#### The request
Look for the string "pueden" in every line, and copy each line that has it.

#### Material shown
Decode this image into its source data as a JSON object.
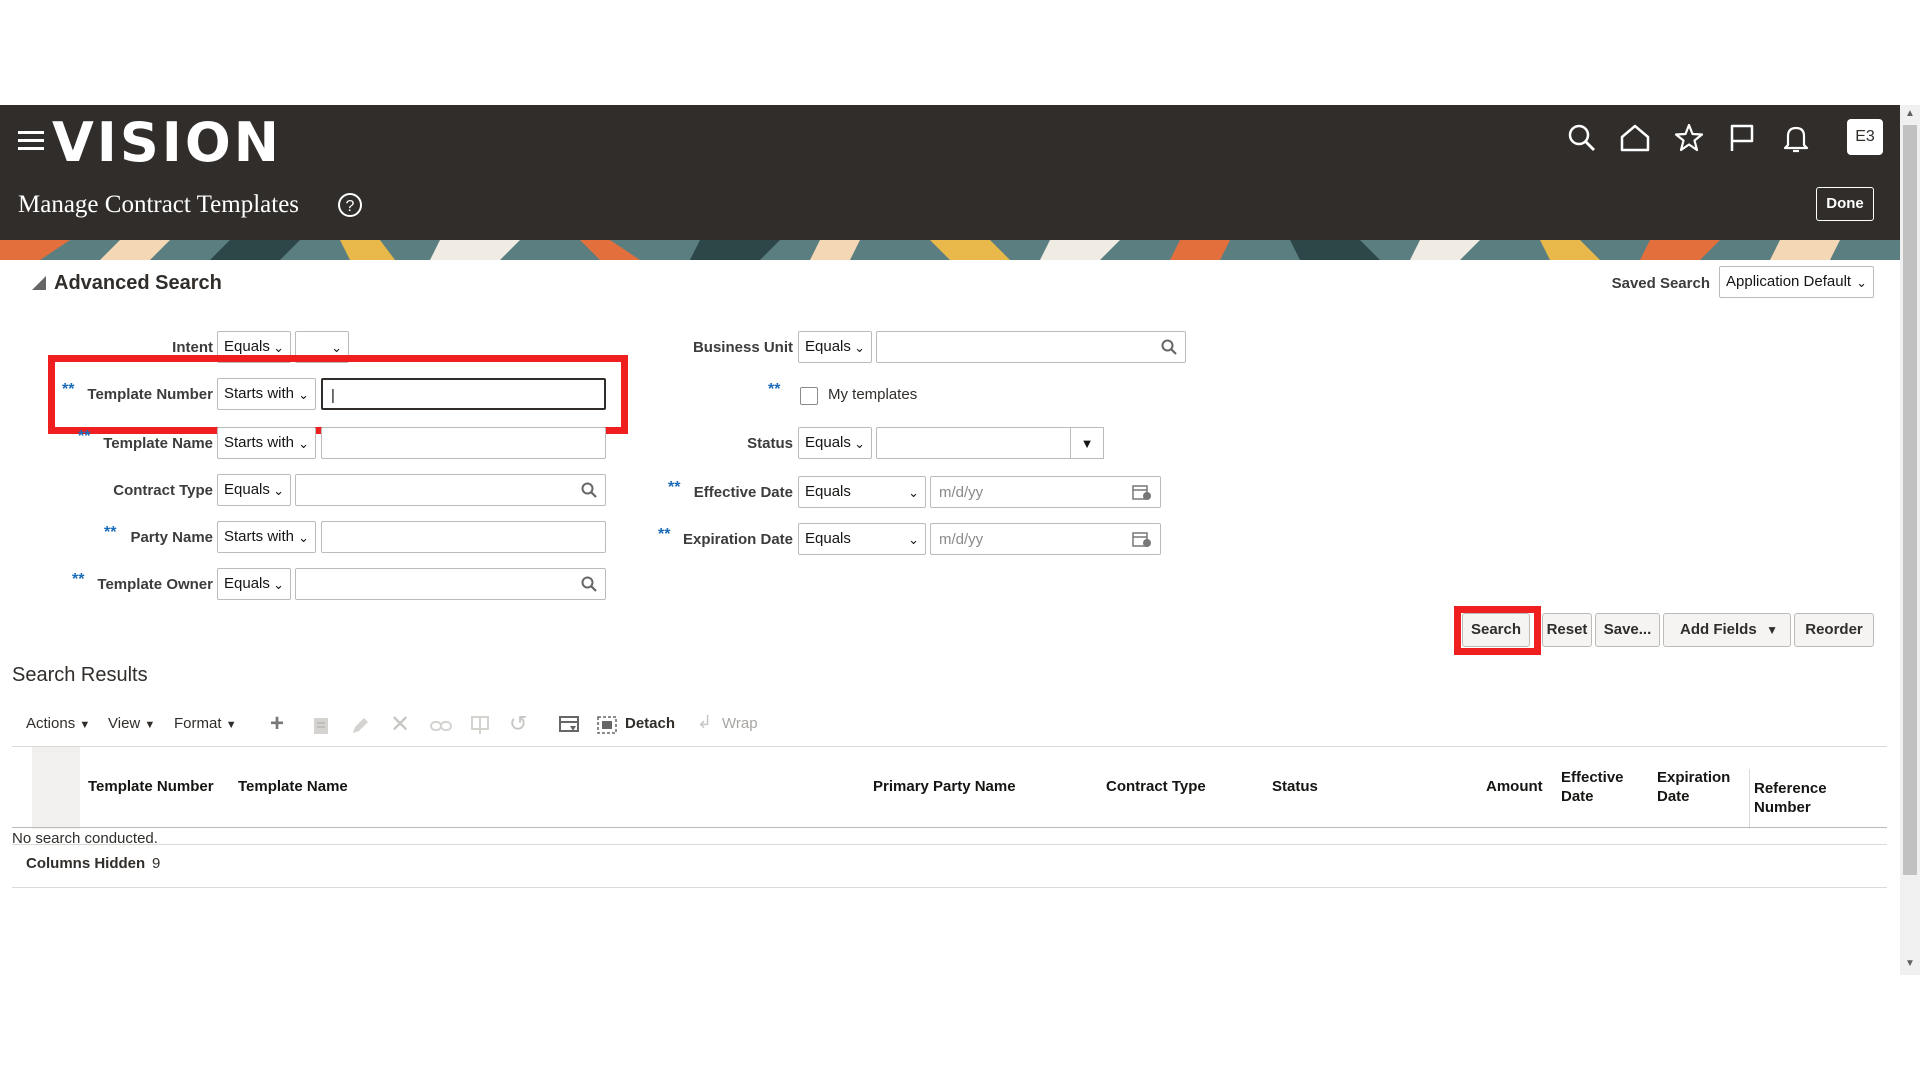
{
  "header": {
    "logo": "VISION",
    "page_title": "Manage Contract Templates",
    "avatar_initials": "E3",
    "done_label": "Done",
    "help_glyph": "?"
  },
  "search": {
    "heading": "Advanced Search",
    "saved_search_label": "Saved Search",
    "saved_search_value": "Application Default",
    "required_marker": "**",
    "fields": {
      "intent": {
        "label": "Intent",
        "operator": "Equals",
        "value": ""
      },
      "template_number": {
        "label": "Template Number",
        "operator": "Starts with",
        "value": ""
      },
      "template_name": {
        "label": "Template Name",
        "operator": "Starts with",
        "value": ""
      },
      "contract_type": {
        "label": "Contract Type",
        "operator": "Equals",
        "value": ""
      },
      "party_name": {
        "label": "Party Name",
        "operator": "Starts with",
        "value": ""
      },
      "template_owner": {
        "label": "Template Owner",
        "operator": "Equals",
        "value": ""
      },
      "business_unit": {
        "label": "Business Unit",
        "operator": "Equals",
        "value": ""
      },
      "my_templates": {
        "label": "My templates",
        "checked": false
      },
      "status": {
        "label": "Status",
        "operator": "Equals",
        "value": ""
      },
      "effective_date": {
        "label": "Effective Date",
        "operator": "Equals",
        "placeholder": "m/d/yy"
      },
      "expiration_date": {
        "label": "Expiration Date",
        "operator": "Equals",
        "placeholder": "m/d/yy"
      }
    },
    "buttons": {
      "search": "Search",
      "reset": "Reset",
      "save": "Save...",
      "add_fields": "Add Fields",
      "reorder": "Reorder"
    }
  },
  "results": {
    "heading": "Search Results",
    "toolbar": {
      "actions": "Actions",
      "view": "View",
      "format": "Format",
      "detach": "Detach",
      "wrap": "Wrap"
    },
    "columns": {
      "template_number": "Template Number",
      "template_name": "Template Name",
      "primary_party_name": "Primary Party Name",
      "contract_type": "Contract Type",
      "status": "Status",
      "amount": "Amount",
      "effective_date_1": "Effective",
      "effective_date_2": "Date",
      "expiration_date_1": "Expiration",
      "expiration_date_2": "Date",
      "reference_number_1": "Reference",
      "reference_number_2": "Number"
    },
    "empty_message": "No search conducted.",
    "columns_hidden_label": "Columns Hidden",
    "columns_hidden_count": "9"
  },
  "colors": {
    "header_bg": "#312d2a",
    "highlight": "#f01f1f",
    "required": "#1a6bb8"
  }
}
...
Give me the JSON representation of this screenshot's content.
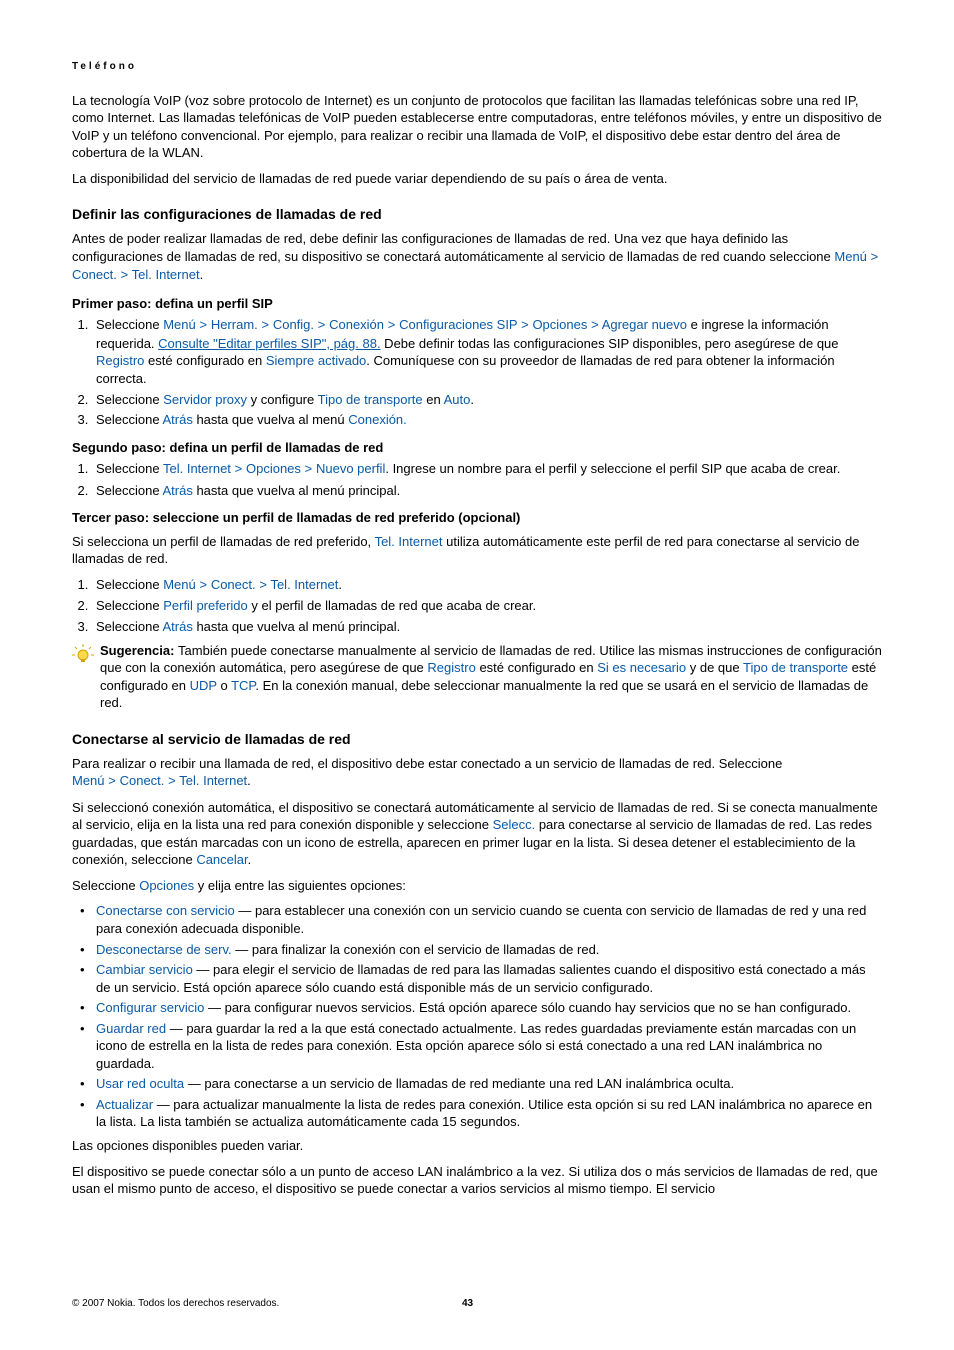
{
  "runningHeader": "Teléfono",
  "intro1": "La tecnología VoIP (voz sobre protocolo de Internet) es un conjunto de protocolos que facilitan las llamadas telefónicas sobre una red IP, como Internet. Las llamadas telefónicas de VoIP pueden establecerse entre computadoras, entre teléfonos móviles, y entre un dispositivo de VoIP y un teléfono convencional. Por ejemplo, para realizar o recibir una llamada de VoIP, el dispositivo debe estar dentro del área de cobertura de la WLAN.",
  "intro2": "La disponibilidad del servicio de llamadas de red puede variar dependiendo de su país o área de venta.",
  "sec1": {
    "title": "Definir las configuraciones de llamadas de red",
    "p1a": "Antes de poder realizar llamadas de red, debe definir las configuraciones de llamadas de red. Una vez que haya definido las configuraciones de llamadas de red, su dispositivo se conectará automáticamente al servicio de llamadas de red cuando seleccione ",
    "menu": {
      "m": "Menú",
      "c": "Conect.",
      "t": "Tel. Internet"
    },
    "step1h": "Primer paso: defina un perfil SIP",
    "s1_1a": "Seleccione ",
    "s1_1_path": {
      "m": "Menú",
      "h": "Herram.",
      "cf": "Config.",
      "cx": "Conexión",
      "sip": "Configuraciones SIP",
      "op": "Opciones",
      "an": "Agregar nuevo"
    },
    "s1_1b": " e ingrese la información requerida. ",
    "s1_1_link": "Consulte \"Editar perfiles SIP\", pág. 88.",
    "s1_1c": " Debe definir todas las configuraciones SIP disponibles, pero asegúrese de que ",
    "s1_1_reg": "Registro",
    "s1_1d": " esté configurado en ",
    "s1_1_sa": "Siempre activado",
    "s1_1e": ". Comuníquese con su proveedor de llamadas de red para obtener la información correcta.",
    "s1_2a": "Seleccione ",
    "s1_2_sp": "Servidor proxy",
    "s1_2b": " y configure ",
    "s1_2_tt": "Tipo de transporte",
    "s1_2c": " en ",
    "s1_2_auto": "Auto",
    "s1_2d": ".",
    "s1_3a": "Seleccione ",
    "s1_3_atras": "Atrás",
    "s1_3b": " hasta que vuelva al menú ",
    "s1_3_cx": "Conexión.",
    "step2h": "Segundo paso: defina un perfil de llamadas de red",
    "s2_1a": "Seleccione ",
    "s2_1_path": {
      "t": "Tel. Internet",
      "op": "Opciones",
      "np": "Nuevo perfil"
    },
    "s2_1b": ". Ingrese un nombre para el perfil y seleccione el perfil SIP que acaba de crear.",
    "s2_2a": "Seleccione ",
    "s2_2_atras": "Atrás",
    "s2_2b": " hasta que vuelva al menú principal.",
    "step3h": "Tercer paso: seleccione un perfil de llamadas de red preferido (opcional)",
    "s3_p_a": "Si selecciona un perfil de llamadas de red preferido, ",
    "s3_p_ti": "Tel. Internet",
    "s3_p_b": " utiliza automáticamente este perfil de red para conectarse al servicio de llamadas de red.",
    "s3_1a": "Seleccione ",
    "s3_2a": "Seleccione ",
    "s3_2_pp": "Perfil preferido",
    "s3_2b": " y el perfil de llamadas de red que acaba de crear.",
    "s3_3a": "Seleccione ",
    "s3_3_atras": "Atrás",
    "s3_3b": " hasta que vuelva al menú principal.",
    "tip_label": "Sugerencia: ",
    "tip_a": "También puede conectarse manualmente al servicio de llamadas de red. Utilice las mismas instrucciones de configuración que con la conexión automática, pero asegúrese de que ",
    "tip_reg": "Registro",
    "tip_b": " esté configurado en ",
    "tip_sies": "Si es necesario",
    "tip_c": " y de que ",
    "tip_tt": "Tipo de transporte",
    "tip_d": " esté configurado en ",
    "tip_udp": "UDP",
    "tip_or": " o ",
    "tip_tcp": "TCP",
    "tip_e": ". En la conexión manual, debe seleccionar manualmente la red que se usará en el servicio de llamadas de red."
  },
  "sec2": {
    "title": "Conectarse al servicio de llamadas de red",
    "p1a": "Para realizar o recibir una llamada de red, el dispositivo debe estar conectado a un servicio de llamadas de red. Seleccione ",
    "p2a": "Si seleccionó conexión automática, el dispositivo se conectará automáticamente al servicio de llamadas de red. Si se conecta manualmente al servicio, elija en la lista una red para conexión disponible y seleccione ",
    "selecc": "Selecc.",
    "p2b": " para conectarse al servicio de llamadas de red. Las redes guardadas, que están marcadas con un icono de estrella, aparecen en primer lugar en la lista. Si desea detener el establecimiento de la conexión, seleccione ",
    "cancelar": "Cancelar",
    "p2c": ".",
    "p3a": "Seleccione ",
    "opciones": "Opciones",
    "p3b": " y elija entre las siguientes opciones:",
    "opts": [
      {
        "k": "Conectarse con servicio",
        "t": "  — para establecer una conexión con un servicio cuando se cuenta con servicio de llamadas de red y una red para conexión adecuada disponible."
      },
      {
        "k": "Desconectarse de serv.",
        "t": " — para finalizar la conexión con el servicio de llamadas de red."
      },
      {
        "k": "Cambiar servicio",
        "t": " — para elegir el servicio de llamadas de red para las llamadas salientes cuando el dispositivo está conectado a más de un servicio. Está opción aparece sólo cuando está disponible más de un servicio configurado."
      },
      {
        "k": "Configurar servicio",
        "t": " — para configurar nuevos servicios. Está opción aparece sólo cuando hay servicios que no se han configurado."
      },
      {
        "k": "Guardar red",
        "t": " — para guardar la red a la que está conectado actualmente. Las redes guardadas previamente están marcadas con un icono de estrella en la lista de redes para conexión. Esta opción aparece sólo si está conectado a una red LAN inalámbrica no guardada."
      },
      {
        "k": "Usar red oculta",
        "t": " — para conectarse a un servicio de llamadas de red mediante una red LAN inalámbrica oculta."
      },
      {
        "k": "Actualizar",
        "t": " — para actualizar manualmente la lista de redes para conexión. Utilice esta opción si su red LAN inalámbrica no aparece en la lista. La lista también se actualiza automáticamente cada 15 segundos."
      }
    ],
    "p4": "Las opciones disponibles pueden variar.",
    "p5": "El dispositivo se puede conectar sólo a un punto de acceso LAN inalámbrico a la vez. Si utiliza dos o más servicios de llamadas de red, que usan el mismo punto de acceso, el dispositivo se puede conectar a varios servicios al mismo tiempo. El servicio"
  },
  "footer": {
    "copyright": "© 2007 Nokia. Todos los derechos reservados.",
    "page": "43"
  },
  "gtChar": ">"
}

#### Reply
  "intro1": "La tecnología VoIP (voz sobre protocolo de Internet) es un conjunto de protocolos que facilitan las llamadas telefónicas sobre una red IP, como Internet. Las llamadas telefónicas de VoIP pueden establecerse entre computadoras, entre teléfonos móviles, y entre un dispositivo de VoIP y un teléfono convencional. Por ejemplo, para realizar o recibir una llamada de VoIP, el dispositivo debe estar dentro del área de cobertura de la WLAN.",
    "p4": "Las opciones disponibles pueden variar.",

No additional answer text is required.